Stored records
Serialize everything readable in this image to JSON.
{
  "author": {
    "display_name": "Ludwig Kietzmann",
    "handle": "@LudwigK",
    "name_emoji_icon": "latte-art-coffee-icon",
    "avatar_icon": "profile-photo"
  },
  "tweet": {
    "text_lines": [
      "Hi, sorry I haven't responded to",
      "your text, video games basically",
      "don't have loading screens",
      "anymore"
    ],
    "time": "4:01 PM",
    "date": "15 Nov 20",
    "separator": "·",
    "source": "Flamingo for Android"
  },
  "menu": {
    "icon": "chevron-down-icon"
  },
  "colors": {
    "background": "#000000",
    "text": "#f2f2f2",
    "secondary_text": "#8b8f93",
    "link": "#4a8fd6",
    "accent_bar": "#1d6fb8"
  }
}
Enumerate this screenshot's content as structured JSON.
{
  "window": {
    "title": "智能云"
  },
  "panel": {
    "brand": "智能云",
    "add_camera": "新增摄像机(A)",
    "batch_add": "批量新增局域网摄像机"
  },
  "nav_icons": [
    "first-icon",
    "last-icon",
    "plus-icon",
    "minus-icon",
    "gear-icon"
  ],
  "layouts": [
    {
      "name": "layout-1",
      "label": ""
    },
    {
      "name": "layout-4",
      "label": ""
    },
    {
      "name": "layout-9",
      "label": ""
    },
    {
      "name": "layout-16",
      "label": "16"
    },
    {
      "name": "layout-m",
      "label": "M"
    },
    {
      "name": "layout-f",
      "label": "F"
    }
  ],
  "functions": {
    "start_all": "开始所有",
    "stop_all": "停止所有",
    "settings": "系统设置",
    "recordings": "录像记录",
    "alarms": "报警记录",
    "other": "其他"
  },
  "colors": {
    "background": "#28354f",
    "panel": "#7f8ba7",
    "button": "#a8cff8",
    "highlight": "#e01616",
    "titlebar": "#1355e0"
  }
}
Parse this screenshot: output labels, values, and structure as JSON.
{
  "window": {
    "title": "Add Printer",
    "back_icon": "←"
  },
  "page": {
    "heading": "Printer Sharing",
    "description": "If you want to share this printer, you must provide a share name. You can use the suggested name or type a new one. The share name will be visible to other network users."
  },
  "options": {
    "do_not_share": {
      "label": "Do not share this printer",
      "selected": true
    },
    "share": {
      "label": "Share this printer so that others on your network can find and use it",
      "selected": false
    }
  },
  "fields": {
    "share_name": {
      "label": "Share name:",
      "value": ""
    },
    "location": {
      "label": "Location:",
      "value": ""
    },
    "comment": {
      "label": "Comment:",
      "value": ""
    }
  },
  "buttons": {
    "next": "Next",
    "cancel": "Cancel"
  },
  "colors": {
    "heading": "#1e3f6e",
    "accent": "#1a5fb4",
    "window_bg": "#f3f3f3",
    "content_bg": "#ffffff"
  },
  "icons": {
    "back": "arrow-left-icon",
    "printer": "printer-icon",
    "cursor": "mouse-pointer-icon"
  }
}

## Exercise prompt
Every line above should be written out again exactly as it stands.

## Exercise output
Serialize everything readable in this image to JSON.
{
  "author": {
    "display_name": "Ludwig Kietzmann",
    "handle": "@LudwigK",
    "name_emoji_icon": "latte-art-coffee-icon",
    "avatar_icon": "profile-photo"
  },
  "tweet": {
    "text_lines": [
      "Hi, sorry I haven't responded to",
      "your text, video games basically",
      "don't have loading screens",
      "anymore"
    ],
    "time": "4:01 PM",
    "date": "15 Nov 20",
    "separator": "·",
    "source": "Flamingo for Android"
  },
  "menu": {
    "icon": "chevron-down-icon"
  },
  "colors": {
    "background": "#000000",
    "text": "#f2f2f2",
    "secondary_text": "#8b8f93",
    "link": "#4a8fd6",
    "accent_bar": "#1d6fb8"
  }
}
Enumerate this screenshot's content as structured JSON.
{
  "window": {
    "title": "智能云"
  },
  "panel": {
    "brand": "智能云",
    "add_camera": "新增摄像机(A)",
    "batch_add": "批量新增局域网摄像机"
  },
  "nav_icons": [
    "first-icon",
    "last-icon",
    "plus-icon",
    "minus-icon",
    "gear-icon"
  ],
  "layouts": [
    {
      "name": "layout-1",
      "label": ""
    },
    {
      "name": "layout-4",
      "label": ""
    },
    {
      "name": "layout-9",
      "label": ""
    },
    {
      "name": "layout-16",
      "label": "16"
    },
    {
      "name": "layout-m",
      "label": "M"
    },
    {
      "name": "layout-f",
      "label": "F"
    }
  ],
  "functions": {
    "start_all": "开始所有",
    "stop_all": "停止所有",
    "settings": "系统设置",
    "recordings": "录像记录",
    "alarms": "报警记录",
    "other": "其他"
  },
  "colors": {
    "background": "#28354f",
    "panel": "#7f8ba7",
    "button": "#a8cff8",
    "highlight": "#e01616",
    "titlebar": "#1355e0"
  }
}
Parse this screenshot: output labels, values, and structure as JSON.
{
  "window": {
    "title": "Add Printer",
    "back_icon": "←"
  },
  "page": {
    "heading": "Printer Sharing",
    "description": "If you want to share this printer, you must provide a share name. You can use the suggested name or type a new one. The share name will be visible to other network users."
  },
  "options": {
    "do_not_share": {
      "label": "Do not share this printer",
      "selected": true
    },
    "share": {
      "label": "Share this printer so that others on your network can find and use it",
      "selected": false
    }
  },
  "fields": {
    "share_name": {
      "label": "Share name:",
      "value": ""
    },
    "location": {
      "label": "Location:",
      "value": ""
    },
    "comment": {
      "label": "Comment:",
      "value": ""
    }
  },
  "buttons": {
    "next": "Next",
    "cancel": "Cancel"
  },
  "colors": {
    "heading": "#1e3f6e",
    "accent": "#1a5fb4",
    "window_bg": "#f3f3f3",
    "content_bg": "#ffffff"
  },
  "icons": {
    "back": "arrow-left-icon",
    "printer": "printer-icon",
    "cursor": "mouse-pointer-icon"
  }
}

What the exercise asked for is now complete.